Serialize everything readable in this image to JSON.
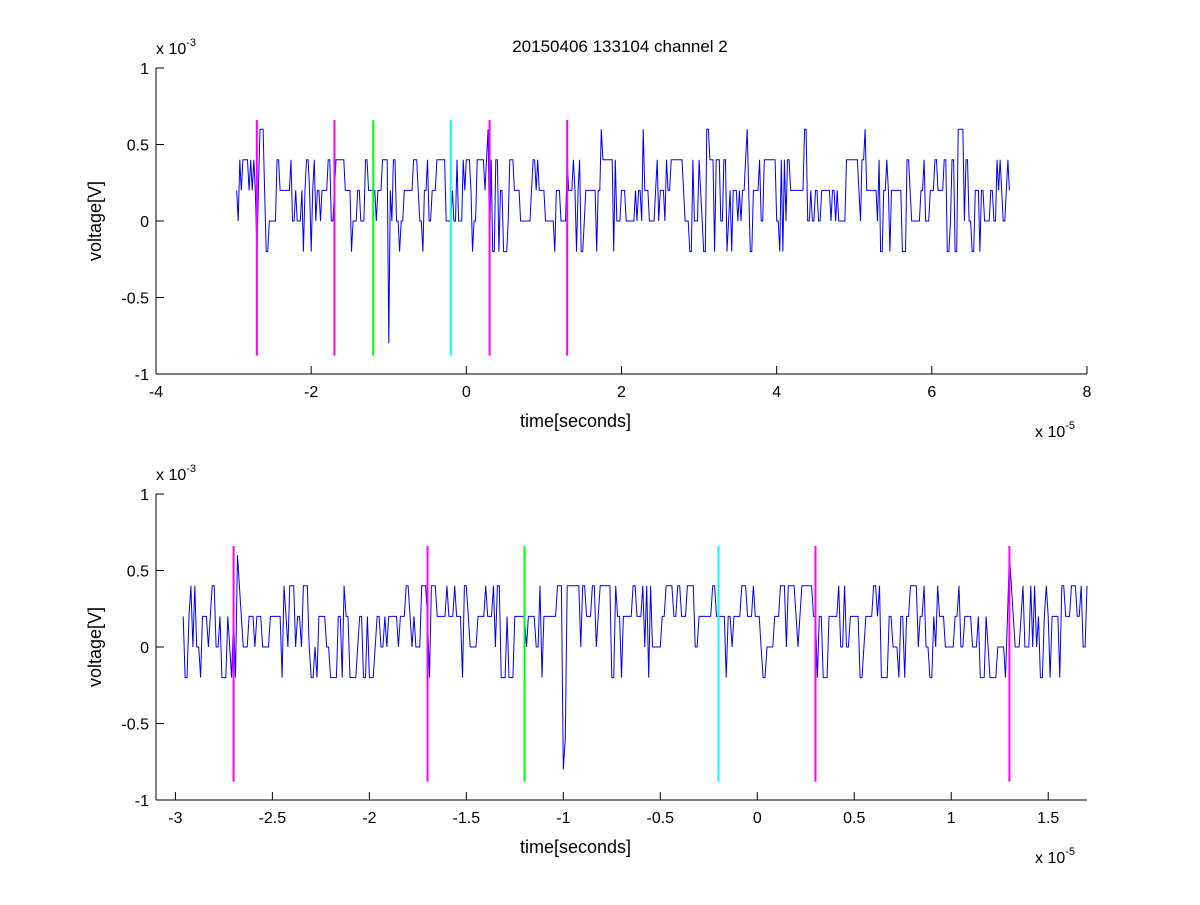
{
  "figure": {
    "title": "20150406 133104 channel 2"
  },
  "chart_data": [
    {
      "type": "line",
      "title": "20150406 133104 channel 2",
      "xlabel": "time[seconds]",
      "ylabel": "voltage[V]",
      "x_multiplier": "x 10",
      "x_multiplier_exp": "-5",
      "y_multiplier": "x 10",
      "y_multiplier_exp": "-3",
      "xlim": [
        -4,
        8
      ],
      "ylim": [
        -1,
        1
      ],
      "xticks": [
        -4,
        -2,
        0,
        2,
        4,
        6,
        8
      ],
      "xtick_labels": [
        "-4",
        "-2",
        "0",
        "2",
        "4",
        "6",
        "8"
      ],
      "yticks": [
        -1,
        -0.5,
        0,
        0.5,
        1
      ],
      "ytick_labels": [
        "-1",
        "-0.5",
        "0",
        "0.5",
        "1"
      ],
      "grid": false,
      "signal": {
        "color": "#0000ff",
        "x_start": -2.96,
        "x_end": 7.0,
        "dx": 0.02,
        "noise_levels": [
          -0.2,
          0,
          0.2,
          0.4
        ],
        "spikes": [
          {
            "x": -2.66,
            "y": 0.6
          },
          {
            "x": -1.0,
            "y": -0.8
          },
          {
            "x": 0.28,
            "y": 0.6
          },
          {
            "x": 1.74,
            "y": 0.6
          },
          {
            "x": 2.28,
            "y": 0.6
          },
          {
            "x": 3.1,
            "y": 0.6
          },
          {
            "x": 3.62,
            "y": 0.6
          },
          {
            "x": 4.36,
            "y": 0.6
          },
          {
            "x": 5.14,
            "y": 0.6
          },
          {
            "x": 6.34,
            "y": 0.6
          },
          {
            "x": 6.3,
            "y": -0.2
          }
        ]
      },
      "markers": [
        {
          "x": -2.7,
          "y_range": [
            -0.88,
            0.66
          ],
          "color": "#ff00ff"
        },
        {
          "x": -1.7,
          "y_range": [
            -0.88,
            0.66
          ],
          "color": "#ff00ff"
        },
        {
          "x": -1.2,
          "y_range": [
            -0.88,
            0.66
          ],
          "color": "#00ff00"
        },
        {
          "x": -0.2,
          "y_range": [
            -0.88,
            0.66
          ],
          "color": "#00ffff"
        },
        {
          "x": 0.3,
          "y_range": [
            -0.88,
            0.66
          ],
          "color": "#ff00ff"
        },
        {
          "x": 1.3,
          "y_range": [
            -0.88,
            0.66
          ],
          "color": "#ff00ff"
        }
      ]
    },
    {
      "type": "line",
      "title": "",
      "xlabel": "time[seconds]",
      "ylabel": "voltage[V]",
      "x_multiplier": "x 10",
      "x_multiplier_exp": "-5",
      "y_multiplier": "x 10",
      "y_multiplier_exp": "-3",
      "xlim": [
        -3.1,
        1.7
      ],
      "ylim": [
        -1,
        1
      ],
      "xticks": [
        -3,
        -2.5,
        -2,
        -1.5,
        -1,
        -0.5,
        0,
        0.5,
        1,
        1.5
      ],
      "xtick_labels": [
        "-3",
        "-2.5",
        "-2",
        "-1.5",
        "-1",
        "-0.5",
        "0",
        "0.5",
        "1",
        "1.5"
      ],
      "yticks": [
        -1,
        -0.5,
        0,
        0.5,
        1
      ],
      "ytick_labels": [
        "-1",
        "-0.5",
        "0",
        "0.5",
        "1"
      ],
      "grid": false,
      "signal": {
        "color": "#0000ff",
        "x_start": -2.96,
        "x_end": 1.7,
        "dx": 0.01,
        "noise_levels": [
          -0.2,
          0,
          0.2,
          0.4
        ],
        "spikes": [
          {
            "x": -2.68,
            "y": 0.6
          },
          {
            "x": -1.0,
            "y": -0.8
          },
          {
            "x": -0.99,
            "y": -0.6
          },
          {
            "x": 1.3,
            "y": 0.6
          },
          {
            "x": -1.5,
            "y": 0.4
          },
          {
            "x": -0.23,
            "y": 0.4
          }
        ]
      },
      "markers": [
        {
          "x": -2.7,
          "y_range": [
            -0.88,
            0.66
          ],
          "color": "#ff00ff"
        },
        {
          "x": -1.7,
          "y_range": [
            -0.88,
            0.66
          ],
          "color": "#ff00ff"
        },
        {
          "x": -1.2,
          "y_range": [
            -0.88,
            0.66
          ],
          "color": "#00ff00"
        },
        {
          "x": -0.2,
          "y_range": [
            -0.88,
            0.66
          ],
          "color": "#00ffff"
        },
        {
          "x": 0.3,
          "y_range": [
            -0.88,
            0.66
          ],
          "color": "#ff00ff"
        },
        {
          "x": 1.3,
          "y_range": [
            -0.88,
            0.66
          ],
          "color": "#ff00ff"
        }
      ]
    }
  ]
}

^^^^^^^^^^^^^^^^

- DO THIS
Copy the material shown above in full and exactly. Skip the pictures.

- REPLY
Serialize everything readable in this image to JSON.
{
  "figure": {
    "title": "20150406 133104 channel 2"
  },
  "chart_data": [
    {
      "type": "line",
      "title": "20150406 133104 channel 2",
      "xlabel": "time[seconds]",
      "ylabel": "voltage[V]",
      "x_multiplier": "x 10",
      "x_multiplier_exp": "-5",
      "y_multiplier": "x 10",
      "y_multiplier_exp": "-3",
      "xlim": [
        -4,
        8
      ],
      "ylim": [
        -1,
        1
      ],
      "xticks": [
        -4,
        -2,
        0,
        2,
        4,
        6,
        8
      ],
      "xtick_labels": [
        "-4",
        "-2",
        "0",
        "2",
        "4",
        "6",
        "8"
      ],
      "yticks": [
        -1,
        -0.5,
        0,
        0.5,
        1
      ],
      "ytick_labels": [
        "-1",
        "-0.5",
        "0",
        "0.5",
        "1"
      ],
      "grid": false,
      "signal": {
        "color": "#0000ff",
        "x_start": -2.96,
        "x_end": 7.0,
        "dx": 0.02,
        "noise_levels": [
          -0.2,
          0,
          0.2,
          0.4
        ],
        "spikes": [
          {
            "x": -2.66,
            "y": 0.6
          },
          {
            "x": -1.0,
            "y": -0.8
          },
          {
            "x": 0.28,
            "y": 0.6
          },
          {
            "x": 1.74,
            "y": 0.6
          },
          {
            "x": 2.28,
            "y": 0.6
          },
          {
            "x": 3.1,
            "y": 0.6
          },
          {
            "x": 3.62,
            "y": 0.6
          },
          {
            "x": 4.36,
            "y": 0.6
          },
          {
            "x": 5.14,
            "y": 0.6
          },
          {
            "x": 6.34,
            "y": 0.6
          },
          {
            "x": 6.3,
            "y": -0.2
          }
        ]
      },
      "markers": [
        {
          "x": -2.7,
          "y_range": [
            -0.88,
            0.66
          ],
          "color": "#ff00ff"
        },
        {
          "x": -1.7,
          "y_range": [
            -0.88,
            0.66
          ],
          "color": "#ff00ff"
        },
        {
          "x": -1.2,
          "y_range": [
            -0.88,
            0.66
          ],
          "color": "#00ff00"
        },
        {
          "x": -0.2,
          "y_range": [
            -0.88,
            0.66
          ],
          "color": "#00ffff"
        },
        {
          "x": 0.3,
          "y_range": [
            -0.88,
            0.66
          ],
          "color": "#ff00ff"
        },
        {
          "x": 1.3,
          "y_range": [
            -0.88,
            0.66
          ],
          "color": "#ff00ff"
        }
      ]
    },
    {
      "type": "line",
      "title": "",
      "xlabel": "time[seconds]",
      "ylabel": "voltage[V]",
      "x_multiplier": "x 10",
      "x_multiplier_exp": "-5",
      "y_multiplier": "x 10",
      "y_multiplier_exp": "-3",
      "xlim": [
        -3.1,
        1.7
      ],
      "ylim": [
        -1,
        1
      ],
      "xticks": [
        -3,
        -2.5,
        -2,
        -1.5,
        -1,
        -0.5,
        0,
        0.5,
        1,
        1.5
      ],
      "xtick_labels": [
        "-3",
        "-2.5",
        "-2",
        "-1.5",
        "-1",
        "-0.5",
        "0",
        "0.5",
        "1",
        "1.5"
      ],
      "yticks": [
        -1,
        -0.5,
        0,
        0.5,
        1
      ],
      "ytick_labels": [
        "-1",
        "-0.5",
        "0",
        "0.5",
        "1"
      ],
      "grid": false,
      "signal": {
        "color": "#0000ff",
        "x_start": -2.96,
        "x_end": 1.7,
        "dx": 0.01,
        "noise_levels": [
          -0.2,
          0,
          0.2,
          0.4
        ],
        "spikes": [
          {
            "x": -2.68,
            "y": 0.6
          },
          {
            "x": -1.0,
            "y": -0.8
          },
          {
            "x": -0.99,
            "y": -0.6
          },
          {
            "x": 1.3,
            "y": 0.6
          },
          {
            "x": -1.5,
            "y": 0.4
          },
          {
            "x": -0.23,
            "y": 0.4
          }
        ]
      },
      "markers": [
        {
          "x": -2.7,
          "y_range": [
            -0.88,
            0.66
          ],
          "color": "#ff00ff"
        },
        {
          "x": -1.7,
          "y_range": [
            -0.88,
            0.66
          ],
          "color": "#ff00ff"
        },
        {
          "x": -1.2,
          "y_range": [
            -0.88,
            0.66
          ],
          "color": "#00ff00"
        },
        {
          "x": -0.2,
          "y_range": [
            -0.88,
            0.66
          ],
          "color": "#00ffff"
        },
        {
          "x": 0.3,
          "y_range": [
            -0.88,
            0.66
          ],
          "color": "#ff00ff"
        },
        {
          "x": 1.3,
          "y_range": [
            -0.88,
            0.66
          ],
          "color": "#ff00ff"
        }
      ]
    }
  ]
}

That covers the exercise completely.